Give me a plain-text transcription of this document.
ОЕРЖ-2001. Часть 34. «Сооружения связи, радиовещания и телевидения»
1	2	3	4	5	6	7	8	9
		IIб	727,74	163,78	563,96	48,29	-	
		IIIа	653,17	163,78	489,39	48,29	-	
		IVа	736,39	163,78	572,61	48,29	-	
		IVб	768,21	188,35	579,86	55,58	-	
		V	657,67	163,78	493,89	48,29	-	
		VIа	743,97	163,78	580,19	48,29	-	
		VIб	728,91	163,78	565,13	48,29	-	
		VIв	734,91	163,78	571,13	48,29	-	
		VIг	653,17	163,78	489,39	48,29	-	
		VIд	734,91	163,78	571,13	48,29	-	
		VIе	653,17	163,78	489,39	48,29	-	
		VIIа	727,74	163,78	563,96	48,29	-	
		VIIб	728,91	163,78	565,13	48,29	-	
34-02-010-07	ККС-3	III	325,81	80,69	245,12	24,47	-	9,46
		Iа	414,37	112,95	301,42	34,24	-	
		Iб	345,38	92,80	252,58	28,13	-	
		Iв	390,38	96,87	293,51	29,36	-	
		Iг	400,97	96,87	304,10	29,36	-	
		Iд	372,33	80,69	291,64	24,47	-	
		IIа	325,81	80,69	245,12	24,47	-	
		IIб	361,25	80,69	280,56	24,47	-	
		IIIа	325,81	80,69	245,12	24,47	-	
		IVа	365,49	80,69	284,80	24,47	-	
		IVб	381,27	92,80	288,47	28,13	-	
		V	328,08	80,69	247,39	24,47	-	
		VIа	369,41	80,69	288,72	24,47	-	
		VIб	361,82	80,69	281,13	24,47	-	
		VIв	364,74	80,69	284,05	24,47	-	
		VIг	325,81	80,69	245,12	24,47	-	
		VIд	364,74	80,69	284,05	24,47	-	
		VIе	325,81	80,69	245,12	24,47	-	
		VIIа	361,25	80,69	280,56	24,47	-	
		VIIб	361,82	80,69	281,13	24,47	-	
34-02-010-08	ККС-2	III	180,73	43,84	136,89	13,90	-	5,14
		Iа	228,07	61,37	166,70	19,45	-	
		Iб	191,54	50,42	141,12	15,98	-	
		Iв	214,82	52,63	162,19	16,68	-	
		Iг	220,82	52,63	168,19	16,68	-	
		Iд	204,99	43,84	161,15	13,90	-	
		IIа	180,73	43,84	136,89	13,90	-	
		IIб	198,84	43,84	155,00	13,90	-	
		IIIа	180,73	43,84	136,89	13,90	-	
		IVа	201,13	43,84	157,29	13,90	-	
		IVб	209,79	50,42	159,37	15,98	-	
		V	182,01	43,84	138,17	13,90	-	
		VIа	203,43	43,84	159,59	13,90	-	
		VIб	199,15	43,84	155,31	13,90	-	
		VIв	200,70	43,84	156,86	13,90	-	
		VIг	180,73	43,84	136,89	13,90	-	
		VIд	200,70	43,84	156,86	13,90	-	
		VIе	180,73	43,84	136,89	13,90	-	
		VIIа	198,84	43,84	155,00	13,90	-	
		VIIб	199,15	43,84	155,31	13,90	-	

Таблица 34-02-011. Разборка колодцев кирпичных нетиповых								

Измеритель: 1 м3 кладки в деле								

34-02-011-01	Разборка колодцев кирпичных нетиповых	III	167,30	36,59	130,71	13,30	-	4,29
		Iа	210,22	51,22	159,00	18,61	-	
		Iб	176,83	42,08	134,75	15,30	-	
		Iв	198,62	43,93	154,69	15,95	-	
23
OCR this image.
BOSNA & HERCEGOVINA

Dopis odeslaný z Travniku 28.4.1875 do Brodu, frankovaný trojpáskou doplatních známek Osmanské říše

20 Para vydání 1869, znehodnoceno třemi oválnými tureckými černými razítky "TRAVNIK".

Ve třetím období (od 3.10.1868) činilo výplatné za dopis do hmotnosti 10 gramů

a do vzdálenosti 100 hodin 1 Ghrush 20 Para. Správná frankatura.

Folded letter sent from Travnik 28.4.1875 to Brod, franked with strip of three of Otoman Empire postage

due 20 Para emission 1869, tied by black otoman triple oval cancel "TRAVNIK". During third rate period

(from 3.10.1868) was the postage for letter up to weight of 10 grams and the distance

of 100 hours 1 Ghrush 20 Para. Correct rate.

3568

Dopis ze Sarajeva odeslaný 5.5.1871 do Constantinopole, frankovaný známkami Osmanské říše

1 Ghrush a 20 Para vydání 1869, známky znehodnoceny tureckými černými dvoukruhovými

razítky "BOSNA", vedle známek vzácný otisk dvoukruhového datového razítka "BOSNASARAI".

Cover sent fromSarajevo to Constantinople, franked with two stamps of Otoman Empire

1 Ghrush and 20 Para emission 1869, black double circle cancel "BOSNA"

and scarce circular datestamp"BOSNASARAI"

----

» Exercise aim
Repeat every line of the records above exactly.

» Correct response
Give me a plain-text transcription of this document.
ОЕРЖ-2001. Часть 34. «Сооружения связи, радиовещания и телевидения»
1	2	3	4	5	6	7	8	9
		IIб	727,74	163,78	563,96	48,29	-	
		IIIа	653,17	163,78	489,39	48,29	-	
		IVа	736,39	163,78	572,61	48,29	-	
		IVб	768,21	188,35	579,86	55,58	-	
		V	657,67	163,78	493,89	48,29	-	
		VIа	743,97	163,78	580,19	48,29	-	
		VIб	728,91	163,78	565,13	48,29	-	
		VIв	734,91	163,78	571,13	48,29	-	
		VIг	653,17	163,78	489,39	48,29	-	
		VIд	734,91	163,78	571,13	48,29	-	
		VIе	653,17	163,78	489,39	48,29	-	
		VIIа	727,74	163,78	563,96	48,29	-	
		VIIб	728,91	163,78	565,13	48,29	-	
34-02-010-07	ККС-3	III	325,81	80,69	245,12	24,47	-	9,46
		Iа	414,37	112,95	301,42	34,24	-	
		Iб	345,38	92,80	252,58	28,13	-	
		Iв	390,38	96,87	293,51	29,36	-	
		Iг	400,97	96,87	304,10	29,36	-	
		Iд	372,33	80,69	291,64	24,47	-	
		IIа	325,81	80,69	245,12	24,47	-	
		IIб	361,25	80,69	280,56	24,47	-	
		IIIа	325,81	80,69	245,12	24,47	-	
		IVа	365,49	80,69	284,80	24,47	-	
		IVб	381,27	92,80	288,47	28,13	-	
		V	328,08	80,69	247,39	24,47	-	
		VIа	369,41	80,69	288,72	24,47	-	
		VIб	361,82	80,69	281,13	24,47	-	
		VIв	364,74	80,69	284,05	24,47	-	
		VIг	325,81	80,69	245,12	24,47	-	
		VIд	364,74	80,69	284,05	24,47	-	
		VIе	325,81	80,69	245,12	24,47	-	
		VIIа	361,25	80,69	280,56	24,47	-	
		VIIб	361,82	80,69	281,13	24,47	-	
34-02-010-08	ККС-2	III	180,73	43,84	136,89	13,90	-	5,14
		Iа	228,07	61,37	166,70	19,45	-	
		Iб	191,54	50,42	141,12	15,98	-	
		Iв	214,82	52,63	162,19	16,68	-	
		Iг	220,82	52,63	168,19	16,68	-	
		Iд	204,99	43,84	161,15	13,90	-	
		IIа	180,73	43,84	136,89	13,90	-	
		IIб	198,84	43,84	155,00	13,90	-	
		IIIа	180,73	43,84	136,89	13,90	-	
		IVа	201,13	43,84	157,29	13,90	-	
		IVб	209,79	50,42	159,37	15,98	-	
		V	182,01	43,84	138,17	13,90	-	
		VIа	203,43	43,84	159,59	13,90	-	
		VIб	199,15	43,84	155,31	13,90	-	
		VIв	200,70	43,84	156,86	13,90	-	
		VIг	180,73	43,84	136,89	13,90	-	
		VIд	200,70	43,84	156,86	13,90	-	
		VIе	180,73	43,84	136,89	13,90	-	
		VIIа	198,84	43,84	155,00	13,90	-	
		VIIб	199,15	43,84	155,31	13,90	-	

Таблица 34-02-011. Разборка колодцев кирпичных нетиповых								

Измеритель: 1 м3 кладки в деле								

34-02-011-01	Разборка колодцев кирпичных нетиповых	III	167,30	36,59	130,71	13,30	-	4,29
		Iа	210,22	51,22	159,00	18,61	-	
		Iб	176,83	42,08	134,75	15,30	-	
		Iв	198,62	43,93	154,69	15,95	-	
23
OCR this image.
BOSNA & HERCEGOVINA

Dopis odeslaný z Travniku 28.4.1875 do Brodu, frankovaný trojpáskou doplatních známek Osmanské říše

20 Para vydání 1869, znehodnoceno třemi oválnými tureckými černými razítky "TRAVNIK".

Ve třetím období (od 3.10.1868) činilo výplatné za dopis do hmotnosti 10 gramů

a do vzdálenosti 100 hodin 1 Ghrush 20 Para. Správná frankatura.

Folded letter sent from Travnik 28.4.1875 to Brod, franked with strip of three of Otoman Empire postage

due 20 Para emission 1869, tied by black otoman triple oval cancel "TRAVNIK". During third rate period

(from 3.10.1868) was the postage for letter up to weight of 10 grams and the distance

of 100 hours 1 Ghrush 20 Para. Correct rate.

3568

Dopis ze Sarajeva odeslaný 5.5.1871 do Constantinopole, frankovaný známkami Osmanské říše

1 Ghrush a 20 Para vydání 1869, známky znehodnoceny tureckými černými dvoukruhovými

razítky "BOSNA", vedle známek vzácný otisk dvoukruhového datového razítka "BOSNASARAI".

Cover sent fromSarajevo to Constantinople, franked with two stamps of Otoman Empire

1 Ghrush and 20 Para emission 1869, black double circle cancel "BOSNA"

and scarce circular datestamp"BOSNASARAI"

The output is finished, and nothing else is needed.